> **Exercise requirements**: Reproduce the listing exactly, with no pictures in your copy.

[Data records]
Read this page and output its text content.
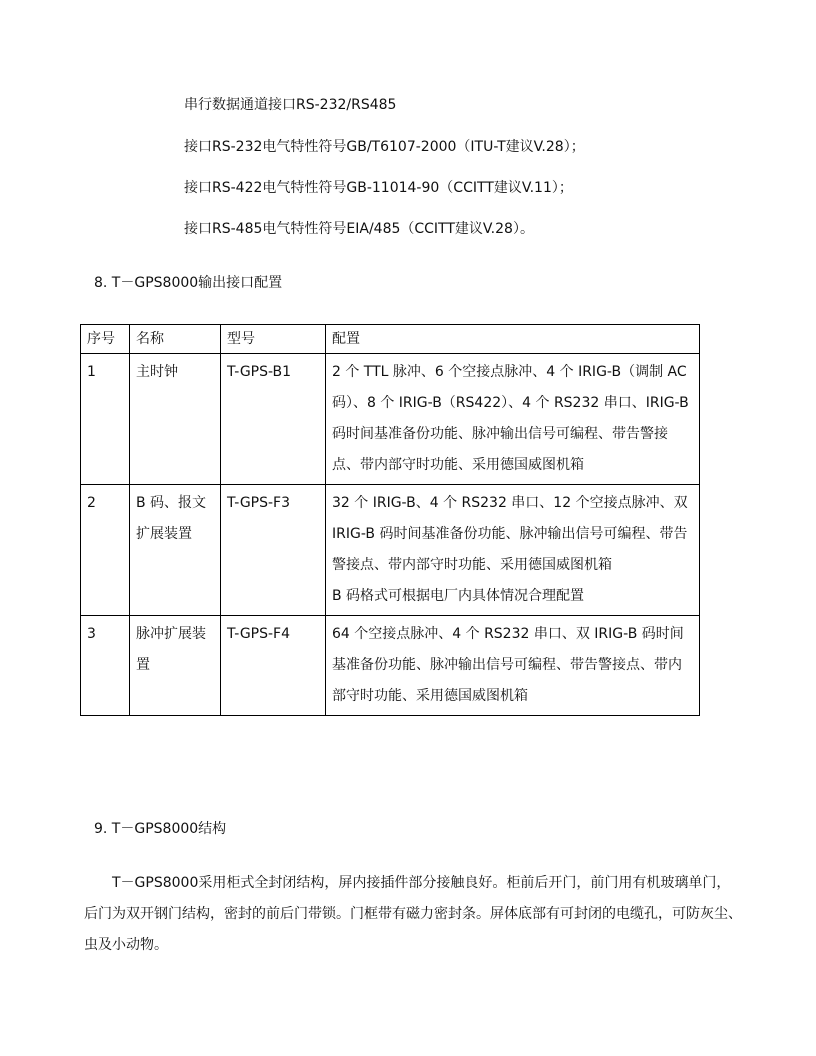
串行数据通道接口RS-232/RS485
接口RS-232电气特性符号GB/T6107-2000（ITU-T建议V.28）；
接口RS-422电气特性符号GB-11014-90（CCITT建议V.11）；
接口RS-485电气特性符号EIA/485（CCITT建议V.28）。
8. T－GPS8000输出接口配置
序号	名称	型号	配置
1	主时钟	T-GPS-B1	2 个 TTL 脉冲、6 个空接点脉冲、4 个 IRIG-B（调制 AC 码）、8 个 IRIG-B（RS422）、4 个 RS232 串口、IRIG-B 码时间基准备份功能、脉冲输出信号可编程、带告警接点、带内部守时功能、采用德国威图机箱
2	B 码、报文扩展装置	T-GPS-F3	32 个 IRIG-B、4 个 RS232 串口、12 个空接点脉冲、双 IRIG-B 码时间基准备份功能、脉冲输出信号可编程、带告警接点、带内部守时功能、采用德国威图机箱
B 码格式可根据电厂内具体情况合理配置

3	脉冲扩展装置	T-GPS-F4	64 个空接点脉冲、4 个 RS232 串口、双 IRIG-B 码时间基准备份功能、脉冲输出信号可编程、带告警接点、带内部守时功能、采用德国威图机箱
9. T－GPS8000结构
T－GPS8000采用柜式全封闭结构，屏内接插件部分接触良好。柜前后开门，前门用有机玻璃单门，后门为双开钢门结构，密封的前后门带锁。门框带有磁力密封条。屏体底部有可封闭的电缆孔，可防灰尘、虫及小动物。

> **Solved exercise**:
Read this page and output its text content.
串行数据通道接口RS-232/RS485
接口RS-232电气特性符号GB/T6107-2000（ITU-T建议V.28）；
接口RS-422电气特性符号GB-11014-90（CCITT建议V.11）；
接口RS-485电气特性符号EIA/485（CCITT建议V.28）。
8. T－GPS8000输出接口配置
序号	名称	型号	配置
1	主时钟	T-GPS-B1	2 个 TTL 脉冲、6 个空接点脉冲、4 个 IRIG-B（调制 AC 码）、8 个 IRIG-B（RS422）、4 个 RS232 串口、IRIG-B 码时间基准备份功能、脉冲输出信号可编程、带告警接点、带内部守时功能、采用德国威图机箱
2	B 码、报文扩展装置	T-GPS-F3	32 个 IRIG-B、4 个 RS232 串口、12 个空接点脉冲、双 IRIG-B 码时间基准备份功能、脉冲输出信号可编程、带告警接点、带内部守时功能、采用德国威图机箱
B 码格式可根据电厂内具体情况合理配置

3	脉冲扩展装置	T-GPS-F4	64 个空接点脉冲、4 个 RS232 串口、双 IRIG-B 码时间基准备份功能、脉冲输出信号可编程、带告警接点、带内部守时功能、采用德国威图机箱
9. T－GPS8000结构
T－GPS8000采用柜式全封闭结构，屏内接插件部分接触良好。柜前后开门，前门用有机玻璃单门，后门为双开钢门结构，密封的前后门带锁。门框带有磁力密封条。屏体底部有可封闭的电缆孔，可防灰尘、虫及小动物。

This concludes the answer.